What the task requires:
Keep only the lines where "title" appears.

+===+

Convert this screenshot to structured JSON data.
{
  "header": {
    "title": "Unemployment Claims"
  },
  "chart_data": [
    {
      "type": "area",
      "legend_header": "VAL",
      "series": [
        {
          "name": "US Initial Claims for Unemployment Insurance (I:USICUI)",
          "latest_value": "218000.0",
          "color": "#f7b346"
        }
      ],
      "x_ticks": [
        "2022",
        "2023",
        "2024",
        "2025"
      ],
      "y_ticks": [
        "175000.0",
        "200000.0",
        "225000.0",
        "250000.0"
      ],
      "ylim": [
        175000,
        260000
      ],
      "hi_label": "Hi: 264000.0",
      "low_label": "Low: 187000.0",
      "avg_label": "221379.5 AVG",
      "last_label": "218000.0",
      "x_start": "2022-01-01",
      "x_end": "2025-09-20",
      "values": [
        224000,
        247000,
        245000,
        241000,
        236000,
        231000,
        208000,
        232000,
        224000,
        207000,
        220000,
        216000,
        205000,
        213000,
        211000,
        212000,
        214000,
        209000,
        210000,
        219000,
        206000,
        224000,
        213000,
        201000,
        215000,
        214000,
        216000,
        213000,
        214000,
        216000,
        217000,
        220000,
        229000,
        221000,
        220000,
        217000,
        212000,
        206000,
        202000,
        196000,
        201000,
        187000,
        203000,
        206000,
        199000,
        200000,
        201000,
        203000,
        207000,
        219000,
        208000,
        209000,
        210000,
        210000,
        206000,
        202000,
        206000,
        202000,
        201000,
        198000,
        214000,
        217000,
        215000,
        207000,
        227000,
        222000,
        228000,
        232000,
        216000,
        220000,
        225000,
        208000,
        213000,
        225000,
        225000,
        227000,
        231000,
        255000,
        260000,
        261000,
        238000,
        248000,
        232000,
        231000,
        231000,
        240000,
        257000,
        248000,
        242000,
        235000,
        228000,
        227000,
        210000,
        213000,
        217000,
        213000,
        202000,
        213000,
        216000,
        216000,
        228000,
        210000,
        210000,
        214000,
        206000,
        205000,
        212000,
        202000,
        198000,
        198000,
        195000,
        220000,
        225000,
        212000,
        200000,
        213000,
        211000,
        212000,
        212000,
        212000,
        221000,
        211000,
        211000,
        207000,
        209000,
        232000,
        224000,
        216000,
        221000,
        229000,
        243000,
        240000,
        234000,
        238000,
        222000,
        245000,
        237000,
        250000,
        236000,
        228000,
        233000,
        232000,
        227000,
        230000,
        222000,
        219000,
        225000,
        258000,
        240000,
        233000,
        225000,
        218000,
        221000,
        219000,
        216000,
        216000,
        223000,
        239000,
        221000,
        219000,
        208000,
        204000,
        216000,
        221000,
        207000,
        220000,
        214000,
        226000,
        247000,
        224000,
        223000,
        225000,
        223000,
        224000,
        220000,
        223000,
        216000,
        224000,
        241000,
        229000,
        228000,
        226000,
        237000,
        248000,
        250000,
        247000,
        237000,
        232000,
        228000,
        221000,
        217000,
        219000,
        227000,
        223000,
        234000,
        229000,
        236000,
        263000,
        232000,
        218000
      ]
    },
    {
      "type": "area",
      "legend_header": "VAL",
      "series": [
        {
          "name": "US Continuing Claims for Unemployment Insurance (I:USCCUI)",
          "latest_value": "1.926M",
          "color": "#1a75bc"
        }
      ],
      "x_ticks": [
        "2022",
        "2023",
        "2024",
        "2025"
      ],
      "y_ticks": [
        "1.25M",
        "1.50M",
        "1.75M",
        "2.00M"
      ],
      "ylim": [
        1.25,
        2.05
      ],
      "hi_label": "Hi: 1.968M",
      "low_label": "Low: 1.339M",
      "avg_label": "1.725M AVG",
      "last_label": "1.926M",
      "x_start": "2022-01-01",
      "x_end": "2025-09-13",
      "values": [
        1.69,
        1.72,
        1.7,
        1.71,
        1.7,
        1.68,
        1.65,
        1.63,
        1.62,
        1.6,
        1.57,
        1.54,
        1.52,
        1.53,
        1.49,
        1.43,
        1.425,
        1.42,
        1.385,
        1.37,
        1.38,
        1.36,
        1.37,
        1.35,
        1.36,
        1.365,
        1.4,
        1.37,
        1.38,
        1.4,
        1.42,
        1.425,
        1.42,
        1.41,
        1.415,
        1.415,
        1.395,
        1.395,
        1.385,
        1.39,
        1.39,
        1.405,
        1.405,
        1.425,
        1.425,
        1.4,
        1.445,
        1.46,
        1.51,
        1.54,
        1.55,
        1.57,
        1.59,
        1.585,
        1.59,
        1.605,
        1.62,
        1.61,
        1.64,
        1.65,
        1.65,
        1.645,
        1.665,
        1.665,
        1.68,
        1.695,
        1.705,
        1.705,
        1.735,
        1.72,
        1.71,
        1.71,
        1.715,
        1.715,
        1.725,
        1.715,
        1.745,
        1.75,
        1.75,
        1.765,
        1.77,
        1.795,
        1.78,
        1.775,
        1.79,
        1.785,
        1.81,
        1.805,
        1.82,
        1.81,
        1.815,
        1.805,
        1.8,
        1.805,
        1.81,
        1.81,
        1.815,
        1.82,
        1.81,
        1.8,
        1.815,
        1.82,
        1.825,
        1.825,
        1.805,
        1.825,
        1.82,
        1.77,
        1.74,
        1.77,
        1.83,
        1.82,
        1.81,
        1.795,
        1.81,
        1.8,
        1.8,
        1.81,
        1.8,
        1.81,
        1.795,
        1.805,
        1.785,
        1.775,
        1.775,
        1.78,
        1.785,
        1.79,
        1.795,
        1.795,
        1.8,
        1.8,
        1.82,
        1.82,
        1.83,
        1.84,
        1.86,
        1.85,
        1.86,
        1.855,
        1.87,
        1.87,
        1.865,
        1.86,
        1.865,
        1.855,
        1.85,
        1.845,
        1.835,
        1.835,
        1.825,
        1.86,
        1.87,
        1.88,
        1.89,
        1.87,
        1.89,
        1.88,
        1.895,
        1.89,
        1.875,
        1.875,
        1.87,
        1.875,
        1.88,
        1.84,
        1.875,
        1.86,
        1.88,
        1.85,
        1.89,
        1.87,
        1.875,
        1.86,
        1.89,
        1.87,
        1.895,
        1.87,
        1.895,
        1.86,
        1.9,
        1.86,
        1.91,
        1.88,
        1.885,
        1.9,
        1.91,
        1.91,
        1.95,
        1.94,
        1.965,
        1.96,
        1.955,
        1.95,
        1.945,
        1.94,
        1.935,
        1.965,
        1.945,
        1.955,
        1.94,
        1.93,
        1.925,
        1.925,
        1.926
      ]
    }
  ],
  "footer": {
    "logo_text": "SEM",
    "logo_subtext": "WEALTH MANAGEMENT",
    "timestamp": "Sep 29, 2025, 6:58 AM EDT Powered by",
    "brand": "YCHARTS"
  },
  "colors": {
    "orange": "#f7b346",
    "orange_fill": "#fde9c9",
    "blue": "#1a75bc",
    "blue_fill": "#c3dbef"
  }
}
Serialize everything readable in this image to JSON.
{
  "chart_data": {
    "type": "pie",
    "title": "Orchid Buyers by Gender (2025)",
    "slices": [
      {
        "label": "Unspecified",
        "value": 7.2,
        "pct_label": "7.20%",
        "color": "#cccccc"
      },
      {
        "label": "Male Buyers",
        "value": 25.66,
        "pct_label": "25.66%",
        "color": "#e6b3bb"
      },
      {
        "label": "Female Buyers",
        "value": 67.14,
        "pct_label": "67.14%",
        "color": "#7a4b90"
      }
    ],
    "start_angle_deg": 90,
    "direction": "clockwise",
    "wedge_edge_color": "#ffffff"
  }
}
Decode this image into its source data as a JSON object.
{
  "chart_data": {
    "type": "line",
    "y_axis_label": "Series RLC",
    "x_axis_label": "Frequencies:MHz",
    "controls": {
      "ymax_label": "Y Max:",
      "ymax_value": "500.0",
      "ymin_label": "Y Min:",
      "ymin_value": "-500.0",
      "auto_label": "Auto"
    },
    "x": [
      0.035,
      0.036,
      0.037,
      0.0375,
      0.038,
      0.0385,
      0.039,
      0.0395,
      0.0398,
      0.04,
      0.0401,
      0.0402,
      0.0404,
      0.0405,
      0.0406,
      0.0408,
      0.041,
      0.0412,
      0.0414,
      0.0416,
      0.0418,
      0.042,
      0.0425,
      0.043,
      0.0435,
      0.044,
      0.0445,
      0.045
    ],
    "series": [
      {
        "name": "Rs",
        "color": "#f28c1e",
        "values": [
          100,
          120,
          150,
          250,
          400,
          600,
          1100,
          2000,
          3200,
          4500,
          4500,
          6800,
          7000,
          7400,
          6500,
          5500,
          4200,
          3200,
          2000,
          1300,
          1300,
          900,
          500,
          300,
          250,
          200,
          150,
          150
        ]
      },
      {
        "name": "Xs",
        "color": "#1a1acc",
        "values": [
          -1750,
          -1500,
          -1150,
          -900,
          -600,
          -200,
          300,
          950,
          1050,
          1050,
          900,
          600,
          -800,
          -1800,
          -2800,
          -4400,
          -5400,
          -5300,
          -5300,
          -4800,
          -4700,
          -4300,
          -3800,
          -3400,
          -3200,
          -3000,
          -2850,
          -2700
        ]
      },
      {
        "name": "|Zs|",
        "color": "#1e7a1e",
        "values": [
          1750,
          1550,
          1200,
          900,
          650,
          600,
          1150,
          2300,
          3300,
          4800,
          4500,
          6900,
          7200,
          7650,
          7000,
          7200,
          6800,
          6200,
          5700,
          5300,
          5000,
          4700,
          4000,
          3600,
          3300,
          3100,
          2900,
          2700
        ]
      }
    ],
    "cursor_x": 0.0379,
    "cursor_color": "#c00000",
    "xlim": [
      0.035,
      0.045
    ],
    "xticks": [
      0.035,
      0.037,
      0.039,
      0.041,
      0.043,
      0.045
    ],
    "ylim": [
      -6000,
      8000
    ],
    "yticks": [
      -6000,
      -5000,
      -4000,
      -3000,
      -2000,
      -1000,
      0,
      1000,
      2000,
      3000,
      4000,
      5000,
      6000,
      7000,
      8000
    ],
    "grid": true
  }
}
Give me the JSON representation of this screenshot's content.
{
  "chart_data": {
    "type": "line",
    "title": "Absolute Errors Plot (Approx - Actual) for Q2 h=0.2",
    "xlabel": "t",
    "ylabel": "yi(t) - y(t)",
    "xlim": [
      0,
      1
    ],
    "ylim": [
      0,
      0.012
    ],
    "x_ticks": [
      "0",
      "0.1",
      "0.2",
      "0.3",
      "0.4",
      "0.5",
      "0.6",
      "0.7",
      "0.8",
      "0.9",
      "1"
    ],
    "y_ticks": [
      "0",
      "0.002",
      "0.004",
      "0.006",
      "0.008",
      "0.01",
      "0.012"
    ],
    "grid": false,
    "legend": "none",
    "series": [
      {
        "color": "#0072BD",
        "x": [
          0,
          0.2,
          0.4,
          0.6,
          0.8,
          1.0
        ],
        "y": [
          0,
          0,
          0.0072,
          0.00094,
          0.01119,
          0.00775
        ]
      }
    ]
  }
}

+===+

Reply:
    "title": "Unemployment Claims"
    "title": "Orchid Buyers by Gender (2025)",
    "title": "Absolute Errors Plot (Approx - Actual) for Q2 h=0.2",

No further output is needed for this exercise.